▶ The exercise
From the entries that follow, gather each line holding the word "France".

(Extracts from a graphics dataset)
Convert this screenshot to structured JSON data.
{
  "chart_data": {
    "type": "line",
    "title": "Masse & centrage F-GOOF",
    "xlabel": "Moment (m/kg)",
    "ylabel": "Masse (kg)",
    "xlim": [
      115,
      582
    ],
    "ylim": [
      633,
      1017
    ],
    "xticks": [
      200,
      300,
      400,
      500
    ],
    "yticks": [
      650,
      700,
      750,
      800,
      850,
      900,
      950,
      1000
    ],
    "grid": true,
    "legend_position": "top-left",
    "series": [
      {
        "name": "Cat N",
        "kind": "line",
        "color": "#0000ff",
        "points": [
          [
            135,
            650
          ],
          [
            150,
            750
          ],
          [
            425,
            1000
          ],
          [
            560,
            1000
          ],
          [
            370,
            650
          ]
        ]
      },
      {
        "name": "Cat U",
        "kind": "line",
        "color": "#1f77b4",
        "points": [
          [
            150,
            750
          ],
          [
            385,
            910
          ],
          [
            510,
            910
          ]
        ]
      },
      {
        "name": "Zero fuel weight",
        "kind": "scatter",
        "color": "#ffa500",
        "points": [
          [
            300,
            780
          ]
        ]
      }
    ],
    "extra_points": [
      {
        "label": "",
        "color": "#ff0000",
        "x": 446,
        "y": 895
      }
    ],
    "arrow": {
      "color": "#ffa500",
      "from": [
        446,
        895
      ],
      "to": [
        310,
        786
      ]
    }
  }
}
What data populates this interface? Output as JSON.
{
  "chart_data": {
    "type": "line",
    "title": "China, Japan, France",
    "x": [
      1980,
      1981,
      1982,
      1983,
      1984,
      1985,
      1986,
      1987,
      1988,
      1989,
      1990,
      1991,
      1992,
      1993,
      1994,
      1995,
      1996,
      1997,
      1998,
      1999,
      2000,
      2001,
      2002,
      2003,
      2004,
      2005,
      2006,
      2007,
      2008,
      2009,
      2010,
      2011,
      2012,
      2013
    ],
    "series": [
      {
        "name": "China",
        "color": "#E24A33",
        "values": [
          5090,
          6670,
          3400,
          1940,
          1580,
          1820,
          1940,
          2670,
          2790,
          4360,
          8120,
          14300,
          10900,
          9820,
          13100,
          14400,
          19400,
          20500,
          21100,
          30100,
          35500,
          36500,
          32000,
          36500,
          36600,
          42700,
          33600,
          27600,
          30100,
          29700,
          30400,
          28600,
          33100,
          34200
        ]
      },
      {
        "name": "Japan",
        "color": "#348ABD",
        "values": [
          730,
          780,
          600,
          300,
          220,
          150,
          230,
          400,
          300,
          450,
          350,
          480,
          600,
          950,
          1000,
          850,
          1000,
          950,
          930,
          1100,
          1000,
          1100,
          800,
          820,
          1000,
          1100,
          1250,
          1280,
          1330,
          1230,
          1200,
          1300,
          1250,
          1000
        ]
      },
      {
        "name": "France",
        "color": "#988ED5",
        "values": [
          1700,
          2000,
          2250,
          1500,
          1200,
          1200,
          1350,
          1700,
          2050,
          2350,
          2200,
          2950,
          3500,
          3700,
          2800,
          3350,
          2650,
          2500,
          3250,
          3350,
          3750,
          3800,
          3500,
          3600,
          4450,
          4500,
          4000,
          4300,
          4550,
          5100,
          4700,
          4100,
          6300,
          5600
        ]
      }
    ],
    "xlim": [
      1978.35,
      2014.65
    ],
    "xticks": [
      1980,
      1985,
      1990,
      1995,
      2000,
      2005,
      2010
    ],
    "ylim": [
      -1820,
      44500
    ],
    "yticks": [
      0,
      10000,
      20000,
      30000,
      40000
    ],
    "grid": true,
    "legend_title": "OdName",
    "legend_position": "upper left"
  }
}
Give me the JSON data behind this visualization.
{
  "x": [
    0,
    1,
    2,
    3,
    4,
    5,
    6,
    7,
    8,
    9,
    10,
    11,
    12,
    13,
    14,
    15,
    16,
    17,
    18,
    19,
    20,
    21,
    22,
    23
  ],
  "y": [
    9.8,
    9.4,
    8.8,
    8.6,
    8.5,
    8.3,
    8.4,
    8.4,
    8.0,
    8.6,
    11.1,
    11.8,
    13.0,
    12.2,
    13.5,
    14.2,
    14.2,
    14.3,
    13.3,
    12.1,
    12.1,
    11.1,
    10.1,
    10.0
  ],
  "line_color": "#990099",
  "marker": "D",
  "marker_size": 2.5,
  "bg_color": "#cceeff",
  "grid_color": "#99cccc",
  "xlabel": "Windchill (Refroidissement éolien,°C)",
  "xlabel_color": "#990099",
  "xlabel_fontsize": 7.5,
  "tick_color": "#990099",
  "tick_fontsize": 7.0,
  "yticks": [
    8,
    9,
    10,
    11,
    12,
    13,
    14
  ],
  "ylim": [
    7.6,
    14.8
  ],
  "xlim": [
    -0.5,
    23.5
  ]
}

---

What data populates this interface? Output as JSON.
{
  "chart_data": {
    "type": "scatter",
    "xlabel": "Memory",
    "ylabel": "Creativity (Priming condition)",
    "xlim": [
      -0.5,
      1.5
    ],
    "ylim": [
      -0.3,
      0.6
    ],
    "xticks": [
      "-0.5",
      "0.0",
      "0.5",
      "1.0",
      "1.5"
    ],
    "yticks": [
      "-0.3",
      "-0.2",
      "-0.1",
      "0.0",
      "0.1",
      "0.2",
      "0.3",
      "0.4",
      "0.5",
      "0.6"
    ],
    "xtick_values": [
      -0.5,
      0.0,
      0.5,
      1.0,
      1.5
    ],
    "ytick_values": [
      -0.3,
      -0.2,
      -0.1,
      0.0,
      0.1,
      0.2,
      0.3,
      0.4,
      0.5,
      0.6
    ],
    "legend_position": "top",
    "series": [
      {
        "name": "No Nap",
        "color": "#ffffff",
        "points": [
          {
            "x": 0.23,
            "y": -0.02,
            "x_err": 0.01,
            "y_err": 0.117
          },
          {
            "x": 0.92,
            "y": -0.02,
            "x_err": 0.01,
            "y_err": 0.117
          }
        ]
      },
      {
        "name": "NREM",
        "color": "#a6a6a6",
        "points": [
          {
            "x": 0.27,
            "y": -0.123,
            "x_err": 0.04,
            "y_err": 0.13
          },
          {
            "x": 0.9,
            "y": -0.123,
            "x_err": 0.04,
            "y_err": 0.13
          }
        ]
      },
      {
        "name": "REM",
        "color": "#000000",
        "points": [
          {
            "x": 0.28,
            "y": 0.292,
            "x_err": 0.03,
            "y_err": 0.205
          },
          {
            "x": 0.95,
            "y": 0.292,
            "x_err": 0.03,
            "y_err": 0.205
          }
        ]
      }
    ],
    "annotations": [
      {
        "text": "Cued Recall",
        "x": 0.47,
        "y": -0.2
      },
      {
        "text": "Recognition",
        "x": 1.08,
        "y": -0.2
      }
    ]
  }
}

...

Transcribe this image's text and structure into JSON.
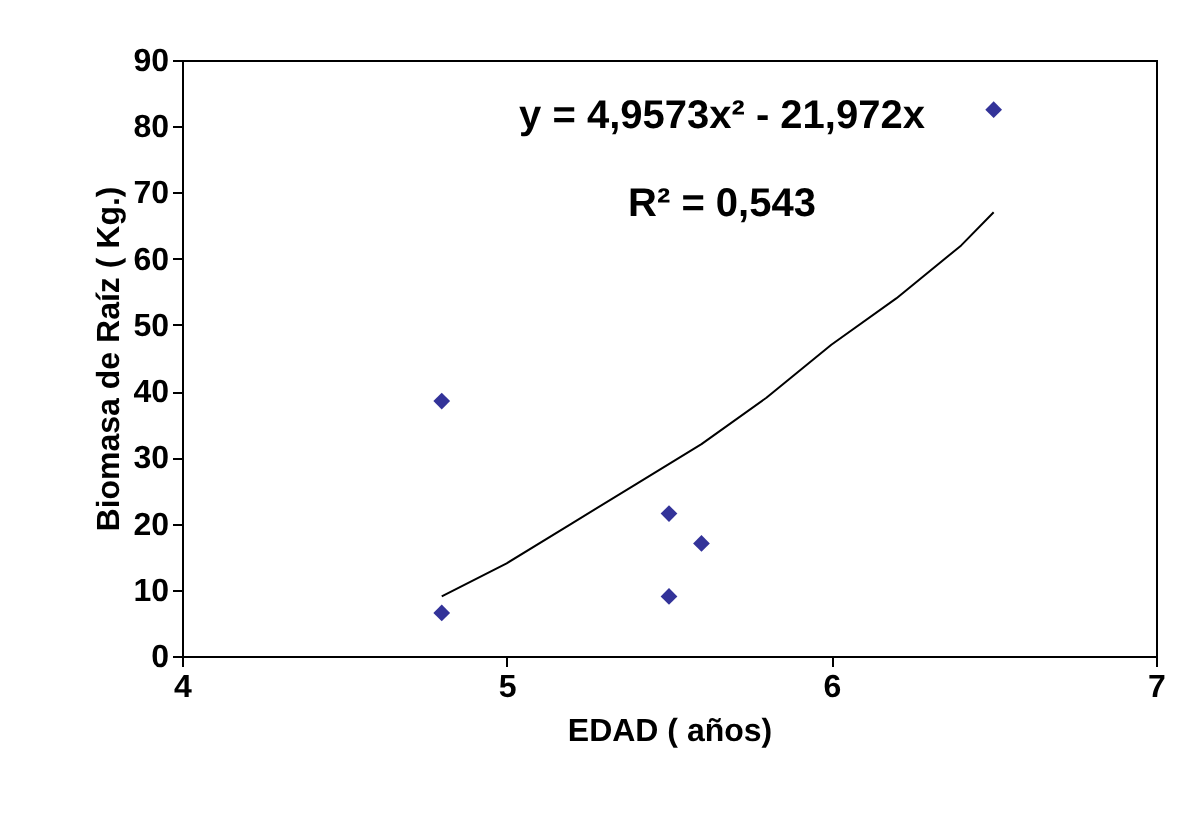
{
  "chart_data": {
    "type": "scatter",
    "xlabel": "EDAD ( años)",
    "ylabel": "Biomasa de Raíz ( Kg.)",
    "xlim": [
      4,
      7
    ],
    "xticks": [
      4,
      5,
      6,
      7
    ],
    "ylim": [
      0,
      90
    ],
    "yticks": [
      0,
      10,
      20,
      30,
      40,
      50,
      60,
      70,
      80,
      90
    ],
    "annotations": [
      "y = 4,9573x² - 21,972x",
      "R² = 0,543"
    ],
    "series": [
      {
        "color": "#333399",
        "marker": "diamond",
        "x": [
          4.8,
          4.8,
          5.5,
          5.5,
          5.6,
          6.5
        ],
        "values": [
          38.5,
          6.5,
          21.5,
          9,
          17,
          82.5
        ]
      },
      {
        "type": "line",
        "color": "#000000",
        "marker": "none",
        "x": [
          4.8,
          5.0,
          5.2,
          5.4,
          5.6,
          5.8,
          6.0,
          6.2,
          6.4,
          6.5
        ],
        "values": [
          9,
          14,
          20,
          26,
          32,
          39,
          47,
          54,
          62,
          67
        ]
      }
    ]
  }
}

▶ Answer
    "title": "China, Japan, France",
        "name": "France",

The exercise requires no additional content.